Records

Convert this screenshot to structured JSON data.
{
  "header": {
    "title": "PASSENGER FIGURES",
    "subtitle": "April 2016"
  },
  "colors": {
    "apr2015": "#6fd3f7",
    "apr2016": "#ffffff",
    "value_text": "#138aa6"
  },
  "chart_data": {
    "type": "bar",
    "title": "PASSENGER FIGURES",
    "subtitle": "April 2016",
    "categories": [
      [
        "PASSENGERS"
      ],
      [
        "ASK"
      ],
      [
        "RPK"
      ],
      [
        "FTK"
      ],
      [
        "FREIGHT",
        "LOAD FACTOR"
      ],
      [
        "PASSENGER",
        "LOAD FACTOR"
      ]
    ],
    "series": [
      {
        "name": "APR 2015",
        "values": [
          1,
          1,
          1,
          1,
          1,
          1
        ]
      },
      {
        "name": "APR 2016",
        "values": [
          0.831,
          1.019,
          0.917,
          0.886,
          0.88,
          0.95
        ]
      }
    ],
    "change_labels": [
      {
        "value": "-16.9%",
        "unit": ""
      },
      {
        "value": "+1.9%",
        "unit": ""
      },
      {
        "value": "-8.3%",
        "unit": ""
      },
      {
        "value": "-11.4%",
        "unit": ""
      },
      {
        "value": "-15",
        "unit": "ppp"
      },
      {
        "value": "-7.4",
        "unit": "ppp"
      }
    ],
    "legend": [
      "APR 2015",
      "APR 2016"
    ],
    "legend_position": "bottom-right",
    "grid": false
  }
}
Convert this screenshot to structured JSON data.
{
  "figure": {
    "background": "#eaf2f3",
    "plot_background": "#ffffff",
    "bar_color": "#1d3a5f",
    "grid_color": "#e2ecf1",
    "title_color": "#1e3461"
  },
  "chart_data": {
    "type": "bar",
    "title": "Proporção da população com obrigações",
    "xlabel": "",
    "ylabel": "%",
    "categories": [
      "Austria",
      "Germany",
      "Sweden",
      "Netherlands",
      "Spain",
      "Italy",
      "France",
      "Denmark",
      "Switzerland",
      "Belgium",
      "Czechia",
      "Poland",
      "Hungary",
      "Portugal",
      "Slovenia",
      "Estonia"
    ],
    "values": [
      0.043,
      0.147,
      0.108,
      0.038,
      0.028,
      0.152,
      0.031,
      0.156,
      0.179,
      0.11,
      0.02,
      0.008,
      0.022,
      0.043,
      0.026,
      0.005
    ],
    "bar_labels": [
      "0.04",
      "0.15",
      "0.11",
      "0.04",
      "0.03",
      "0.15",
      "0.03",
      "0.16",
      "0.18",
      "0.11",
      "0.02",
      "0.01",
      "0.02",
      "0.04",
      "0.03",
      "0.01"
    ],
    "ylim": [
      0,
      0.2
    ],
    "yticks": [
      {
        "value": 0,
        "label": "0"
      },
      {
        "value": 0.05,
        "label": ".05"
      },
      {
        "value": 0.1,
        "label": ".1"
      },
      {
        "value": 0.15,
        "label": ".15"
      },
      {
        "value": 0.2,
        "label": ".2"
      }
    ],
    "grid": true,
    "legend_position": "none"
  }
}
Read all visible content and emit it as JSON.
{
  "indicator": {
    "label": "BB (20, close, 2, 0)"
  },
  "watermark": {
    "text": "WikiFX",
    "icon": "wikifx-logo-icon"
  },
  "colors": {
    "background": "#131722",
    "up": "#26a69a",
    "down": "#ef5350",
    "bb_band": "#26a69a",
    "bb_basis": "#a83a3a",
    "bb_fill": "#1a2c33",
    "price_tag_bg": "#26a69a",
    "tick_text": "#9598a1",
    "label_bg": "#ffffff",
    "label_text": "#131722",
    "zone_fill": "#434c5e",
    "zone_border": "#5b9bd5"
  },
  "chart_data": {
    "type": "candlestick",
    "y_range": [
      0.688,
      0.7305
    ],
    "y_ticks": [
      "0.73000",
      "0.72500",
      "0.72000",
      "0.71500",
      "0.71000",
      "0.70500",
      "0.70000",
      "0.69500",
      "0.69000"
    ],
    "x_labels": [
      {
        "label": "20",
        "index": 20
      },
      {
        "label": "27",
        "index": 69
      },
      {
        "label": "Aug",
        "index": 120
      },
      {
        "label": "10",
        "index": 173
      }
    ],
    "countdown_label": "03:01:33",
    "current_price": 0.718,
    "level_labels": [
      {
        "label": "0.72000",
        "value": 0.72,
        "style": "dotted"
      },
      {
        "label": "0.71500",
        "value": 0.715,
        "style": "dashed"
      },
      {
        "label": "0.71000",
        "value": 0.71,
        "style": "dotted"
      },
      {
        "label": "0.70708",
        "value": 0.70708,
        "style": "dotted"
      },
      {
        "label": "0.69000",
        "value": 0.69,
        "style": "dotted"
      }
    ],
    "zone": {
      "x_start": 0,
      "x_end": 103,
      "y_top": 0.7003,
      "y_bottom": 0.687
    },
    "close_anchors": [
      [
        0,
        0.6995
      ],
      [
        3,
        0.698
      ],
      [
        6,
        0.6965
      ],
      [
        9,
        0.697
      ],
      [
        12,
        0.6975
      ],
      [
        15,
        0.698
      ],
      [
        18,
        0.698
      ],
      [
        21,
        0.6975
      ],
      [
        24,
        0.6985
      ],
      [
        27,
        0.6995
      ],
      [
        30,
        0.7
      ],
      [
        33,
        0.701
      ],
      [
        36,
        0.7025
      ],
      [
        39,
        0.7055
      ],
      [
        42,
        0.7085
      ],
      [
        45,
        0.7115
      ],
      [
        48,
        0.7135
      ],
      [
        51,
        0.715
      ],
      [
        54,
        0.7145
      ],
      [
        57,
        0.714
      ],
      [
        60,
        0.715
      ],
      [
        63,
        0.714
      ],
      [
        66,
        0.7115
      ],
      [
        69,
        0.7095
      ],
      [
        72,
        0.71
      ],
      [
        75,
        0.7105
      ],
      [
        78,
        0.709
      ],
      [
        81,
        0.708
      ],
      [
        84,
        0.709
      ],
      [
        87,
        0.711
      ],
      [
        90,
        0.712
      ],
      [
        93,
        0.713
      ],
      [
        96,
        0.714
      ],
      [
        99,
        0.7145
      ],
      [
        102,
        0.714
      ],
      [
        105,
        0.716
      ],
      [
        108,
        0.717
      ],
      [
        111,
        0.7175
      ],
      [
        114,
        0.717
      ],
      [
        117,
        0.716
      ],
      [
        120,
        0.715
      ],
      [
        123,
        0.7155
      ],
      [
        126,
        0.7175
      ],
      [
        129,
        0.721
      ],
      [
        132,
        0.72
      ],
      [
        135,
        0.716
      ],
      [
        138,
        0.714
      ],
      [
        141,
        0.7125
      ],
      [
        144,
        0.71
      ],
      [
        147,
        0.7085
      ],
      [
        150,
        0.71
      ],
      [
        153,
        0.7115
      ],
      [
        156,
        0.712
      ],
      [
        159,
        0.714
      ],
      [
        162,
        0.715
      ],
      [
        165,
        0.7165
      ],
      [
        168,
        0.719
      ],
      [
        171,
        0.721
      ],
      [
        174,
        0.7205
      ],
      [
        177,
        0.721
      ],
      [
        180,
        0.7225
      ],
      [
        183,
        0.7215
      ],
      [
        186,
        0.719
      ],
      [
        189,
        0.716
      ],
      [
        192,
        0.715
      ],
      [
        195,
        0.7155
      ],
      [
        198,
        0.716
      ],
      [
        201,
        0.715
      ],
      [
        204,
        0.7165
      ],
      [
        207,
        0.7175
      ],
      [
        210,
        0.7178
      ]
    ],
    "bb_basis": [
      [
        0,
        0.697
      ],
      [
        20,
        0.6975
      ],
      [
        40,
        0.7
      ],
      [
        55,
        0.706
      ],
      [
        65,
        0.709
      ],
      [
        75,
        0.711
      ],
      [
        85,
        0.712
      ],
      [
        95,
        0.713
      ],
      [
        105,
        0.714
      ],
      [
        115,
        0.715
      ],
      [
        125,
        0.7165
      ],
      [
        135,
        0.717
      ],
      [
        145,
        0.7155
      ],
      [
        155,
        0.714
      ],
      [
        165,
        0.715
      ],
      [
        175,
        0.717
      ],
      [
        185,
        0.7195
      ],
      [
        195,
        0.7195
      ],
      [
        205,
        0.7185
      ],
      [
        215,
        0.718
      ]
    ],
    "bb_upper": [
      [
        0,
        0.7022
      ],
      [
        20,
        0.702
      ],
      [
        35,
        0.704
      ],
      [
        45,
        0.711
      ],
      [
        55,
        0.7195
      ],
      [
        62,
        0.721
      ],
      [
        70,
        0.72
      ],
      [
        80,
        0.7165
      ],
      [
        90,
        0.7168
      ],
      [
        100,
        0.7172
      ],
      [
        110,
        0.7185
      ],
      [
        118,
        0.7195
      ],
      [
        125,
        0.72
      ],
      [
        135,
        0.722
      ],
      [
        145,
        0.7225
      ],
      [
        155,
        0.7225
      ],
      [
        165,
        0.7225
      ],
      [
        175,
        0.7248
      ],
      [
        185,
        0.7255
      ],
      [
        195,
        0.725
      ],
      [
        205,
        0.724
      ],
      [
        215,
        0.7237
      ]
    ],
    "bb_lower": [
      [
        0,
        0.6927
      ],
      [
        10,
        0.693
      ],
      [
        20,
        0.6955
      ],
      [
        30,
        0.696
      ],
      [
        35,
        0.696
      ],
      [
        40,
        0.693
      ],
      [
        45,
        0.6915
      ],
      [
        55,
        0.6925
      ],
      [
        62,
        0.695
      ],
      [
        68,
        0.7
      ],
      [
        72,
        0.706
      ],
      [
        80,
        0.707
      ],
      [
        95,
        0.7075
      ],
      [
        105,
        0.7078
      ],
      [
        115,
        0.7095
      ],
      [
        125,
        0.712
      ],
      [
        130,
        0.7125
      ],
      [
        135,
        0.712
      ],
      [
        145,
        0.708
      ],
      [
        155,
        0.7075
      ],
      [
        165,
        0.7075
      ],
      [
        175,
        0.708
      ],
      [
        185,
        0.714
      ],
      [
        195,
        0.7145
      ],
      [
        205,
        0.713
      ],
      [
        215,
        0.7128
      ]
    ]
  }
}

> **What to do**
Using the listing above, gather each line that holds the string "index" and copy it.

> **Result of this exercise**
        "index": 20
        "index": 69
        "index": 120
        "index": 173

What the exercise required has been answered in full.